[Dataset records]
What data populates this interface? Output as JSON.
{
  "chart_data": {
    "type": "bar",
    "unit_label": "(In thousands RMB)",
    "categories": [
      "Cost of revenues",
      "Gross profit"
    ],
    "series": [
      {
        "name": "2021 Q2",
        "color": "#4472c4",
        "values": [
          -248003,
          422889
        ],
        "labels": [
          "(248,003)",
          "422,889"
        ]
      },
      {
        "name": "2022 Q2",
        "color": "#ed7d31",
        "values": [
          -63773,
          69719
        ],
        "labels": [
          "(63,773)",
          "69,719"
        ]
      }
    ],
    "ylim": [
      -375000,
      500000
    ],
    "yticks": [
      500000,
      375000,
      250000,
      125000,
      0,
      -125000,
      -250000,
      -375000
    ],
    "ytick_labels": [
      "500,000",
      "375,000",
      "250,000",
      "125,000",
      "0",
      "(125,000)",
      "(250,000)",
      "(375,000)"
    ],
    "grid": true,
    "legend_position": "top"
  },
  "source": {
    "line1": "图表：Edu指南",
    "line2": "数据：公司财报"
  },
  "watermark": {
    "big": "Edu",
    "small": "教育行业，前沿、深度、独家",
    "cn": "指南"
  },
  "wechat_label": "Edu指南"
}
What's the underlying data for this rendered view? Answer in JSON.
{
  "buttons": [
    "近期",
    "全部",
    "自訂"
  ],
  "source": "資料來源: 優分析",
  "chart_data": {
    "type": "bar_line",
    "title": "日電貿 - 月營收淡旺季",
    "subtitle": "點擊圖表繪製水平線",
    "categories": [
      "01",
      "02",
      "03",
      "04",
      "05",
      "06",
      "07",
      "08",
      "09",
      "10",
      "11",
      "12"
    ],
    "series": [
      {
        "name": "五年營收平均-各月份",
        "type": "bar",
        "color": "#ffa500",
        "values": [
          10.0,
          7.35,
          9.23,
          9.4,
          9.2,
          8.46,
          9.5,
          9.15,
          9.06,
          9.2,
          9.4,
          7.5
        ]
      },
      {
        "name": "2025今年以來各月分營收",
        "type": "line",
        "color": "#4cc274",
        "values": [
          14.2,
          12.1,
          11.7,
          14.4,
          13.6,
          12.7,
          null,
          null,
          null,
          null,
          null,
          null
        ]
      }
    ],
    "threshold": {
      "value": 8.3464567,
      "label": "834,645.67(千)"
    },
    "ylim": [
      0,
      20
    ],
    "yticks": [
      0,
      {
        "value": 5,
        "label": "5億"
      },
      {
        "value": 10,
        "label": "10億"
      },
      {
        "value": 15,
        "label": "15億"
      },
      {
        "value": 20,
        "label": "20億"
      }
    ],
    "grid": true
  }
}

• Instruction
Check the records above line by line and tally those holding the string "name". Answer with the number only.

• Complete response
4